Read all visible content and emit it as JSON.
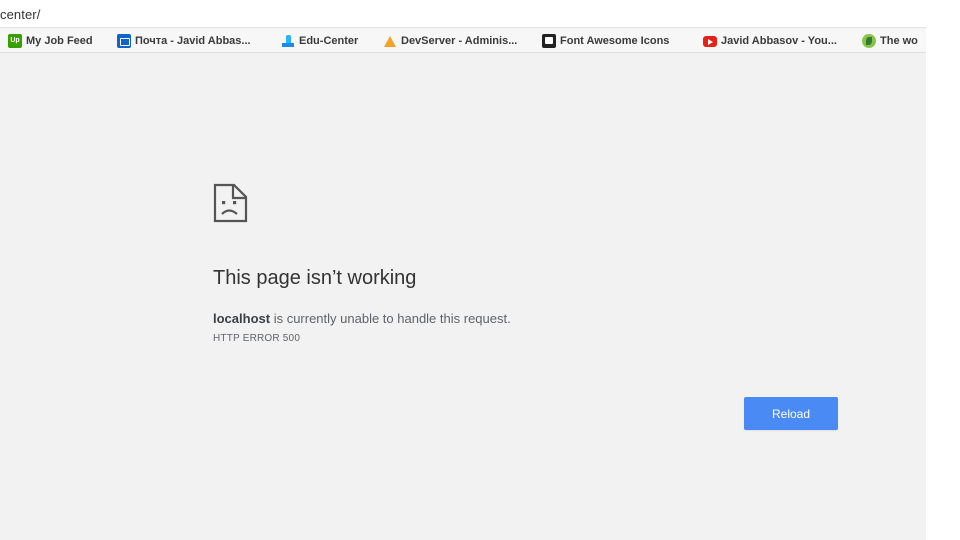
{
  "address_bar": {
    "url_text": "center/"
  },
  "bookmarks": [
    {
      "label": "My Job Feed",
      "icon": "upwork-icon",
      "icon_text": "Up"
    },
    {
      "label": "Почта - Javid Abbas...",
      "icon": "outlook-mail-icon"
    },
    {
      "label": "Edu-Center",
      "icon": "azure-icon"
    },
    {
      "label": "DevServer - Adminis...",
      "icon": "devserver-icon"
    },
    {
      "label": "Font Awesome Icons",
      "icon": "font-awesome-flag-icon"
    },
    {
      "label": "Javid Abbasov - You...",
      "icon": "youtube-icon"
    },
    {
      "label": "The wo",
      "icon": "site-leaf-icon"
    }
  ],
  "error_page": {
    "icon": "sad-page-icon",
    "title": "This page isn’t working",
    "host": "localhost",
    "message": " is currently unable to handle this request.",
    "error_code": "HTTP ERROR 500",
    "reload_label": "Reload"
  },
  "colors": {
    "page_background": "#f2f2f2",
    "reload_button": "#4a8af4",
    "title_text": "#333333"
  }
}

^^^^

▶ _TASK STATEMENT_: Without the pictures, extract every entry verbatim.

▶ _OUTPUT FOR THIS EXERCISE_:
Read all visible content and emit it as JSON.
{
  "address_bar": {
    "url_text": "center/"
  },
  "bookmarks": [
    {
      "label": "My Job Feed",
      "icon": "upwork-icon",
      "icon_text": "Up"
    },
    {
      "label": "Почта - Javid Abbas...",
      "icon": "outlook-mail-icon"
    },
    {
      "label": "Edu-Center",
      "icon": "azure-icon"
    },
    {
      "label": "DevServer - Adminis...",
      "icon": "devserver-icon"
    },
    {
      "label": "Font Awesome Icons",
      "icon": "font-awesome-flag-icon"
    },
    {
      "label": "Javid Abbasov - You...",
      "icon": "youtube-icon"
    },
    {
      "label": "The wo",
      "icon": "site-leaf-icon"
    }
  ],
  "error_page": {
    "icon": "sad-page-icon",
    "title": "This page isn’t working",
    "host": "localhost",
    "message": " is currently unable to handle this request.",
    "error_code": "HTTP ERROR 500",
    "reload_label": "Reload"
  },
  "colors": {
    "page_background": "#f2f2f2",
    "reload_button": "#4a8af4",
    "title_text": "#333333"
  }
}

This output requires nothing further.